*** Data listing
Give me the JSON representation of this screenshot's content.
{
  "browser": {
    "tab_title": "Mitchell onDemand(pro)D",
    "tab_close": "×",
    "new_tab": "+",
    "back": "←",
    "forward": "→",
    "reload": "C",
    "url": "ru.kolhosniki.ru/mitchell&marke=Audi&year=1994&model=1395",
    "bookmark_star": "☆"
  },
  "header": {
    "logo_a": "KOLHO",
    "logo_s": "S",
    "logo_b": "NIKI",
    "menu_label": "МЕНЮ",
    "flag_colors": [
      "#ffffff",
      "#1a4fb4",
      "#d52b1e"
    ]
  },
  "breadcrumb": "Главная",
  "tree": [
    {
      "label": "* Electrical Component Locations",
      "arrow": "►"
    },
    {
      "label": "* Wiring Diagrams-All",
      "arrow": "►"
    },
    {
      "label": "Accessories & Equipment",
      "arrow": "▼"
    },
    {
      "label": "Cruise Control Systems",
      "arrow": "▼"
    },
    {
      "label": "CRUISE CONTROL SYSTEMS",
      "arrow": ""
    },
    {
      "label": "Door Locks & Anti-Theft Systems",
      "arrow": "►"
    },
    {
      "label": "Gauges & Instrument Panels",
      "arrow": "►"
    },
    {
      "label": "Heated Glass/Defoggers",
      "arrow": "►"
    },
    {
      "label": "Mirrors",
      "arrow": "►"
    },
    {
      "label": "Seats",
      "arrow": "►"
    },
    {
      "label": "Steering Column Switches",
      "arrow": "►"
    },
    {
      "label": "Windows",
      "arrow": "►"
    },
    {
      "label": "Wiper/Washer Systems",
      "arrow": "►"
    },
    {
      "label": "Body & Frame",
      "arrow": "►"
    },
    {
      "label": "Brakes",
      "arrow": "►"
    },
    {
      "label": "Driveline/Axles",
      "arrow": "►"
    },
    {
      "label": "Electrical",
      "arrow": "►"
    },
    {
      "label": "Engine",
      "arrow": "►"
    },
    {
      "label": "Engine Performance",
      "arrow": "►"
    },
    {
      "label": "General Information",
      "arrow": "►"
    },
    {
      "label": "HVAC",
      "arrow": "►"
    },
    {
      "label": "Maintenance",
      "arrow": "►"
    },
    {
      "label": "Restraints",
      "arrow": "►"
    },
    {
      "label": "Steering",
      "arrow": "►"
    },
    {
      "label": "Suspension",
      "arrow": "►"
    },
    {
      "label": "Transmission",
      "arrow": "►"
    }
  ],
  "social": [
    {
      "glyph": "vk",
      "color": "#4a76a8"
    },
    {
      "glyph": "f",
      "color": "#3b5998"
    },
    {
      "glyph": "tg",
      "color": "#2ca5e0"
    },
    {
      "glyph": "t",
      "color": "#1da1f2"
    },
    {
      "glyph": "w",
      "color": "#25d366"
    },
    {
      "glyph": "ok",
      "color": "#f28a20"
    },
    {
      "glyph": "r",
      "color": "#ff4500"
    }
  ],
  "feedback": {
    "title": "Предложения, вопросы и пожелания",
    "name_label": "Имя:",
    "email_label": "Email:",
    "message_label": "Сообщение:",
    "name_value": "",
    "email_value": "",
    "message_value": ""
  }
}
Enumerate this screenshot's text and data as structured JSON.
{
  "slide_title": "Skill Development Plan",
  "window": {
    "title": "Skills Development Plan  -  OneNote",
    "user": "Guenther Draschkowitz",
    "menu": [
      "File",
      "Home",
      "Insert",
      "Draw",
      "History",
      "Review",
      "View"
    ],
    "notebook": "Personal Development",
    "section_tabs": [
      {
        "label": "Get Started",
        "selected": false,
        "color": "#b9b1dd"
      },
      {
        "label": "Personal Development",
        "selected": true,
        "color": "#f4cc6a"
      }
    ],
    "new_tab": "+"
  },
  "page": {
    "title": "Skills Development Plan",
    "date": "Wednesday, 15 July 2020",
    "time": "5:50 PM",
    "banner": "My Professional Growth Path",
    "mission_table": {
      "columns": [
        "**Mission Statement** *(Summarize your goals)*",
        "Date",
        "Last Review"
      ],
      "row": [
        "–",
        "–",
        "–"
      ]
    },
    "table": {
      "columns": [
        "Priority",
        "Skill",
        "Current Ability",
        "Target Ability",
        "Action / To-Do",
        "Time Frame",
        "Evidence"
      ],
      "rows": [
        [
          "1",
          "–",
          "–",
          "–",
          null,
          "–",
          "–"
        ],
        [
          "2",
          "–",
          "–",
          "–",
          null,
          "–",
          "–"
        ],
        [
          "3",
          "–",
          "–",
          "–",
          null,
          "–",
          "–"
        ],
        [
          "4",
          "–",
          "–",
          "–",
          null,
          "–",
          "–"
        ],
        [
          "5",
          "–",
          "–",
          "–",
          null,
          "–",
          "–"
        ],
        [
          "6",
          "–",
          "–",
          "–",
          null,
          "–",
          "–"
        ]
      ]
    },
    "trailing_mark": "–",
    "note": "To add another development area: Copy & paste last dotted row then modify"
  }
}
******
Work to do: Count the lines that hold the string "screenshot", and reply with that number alone.

Complete response: 2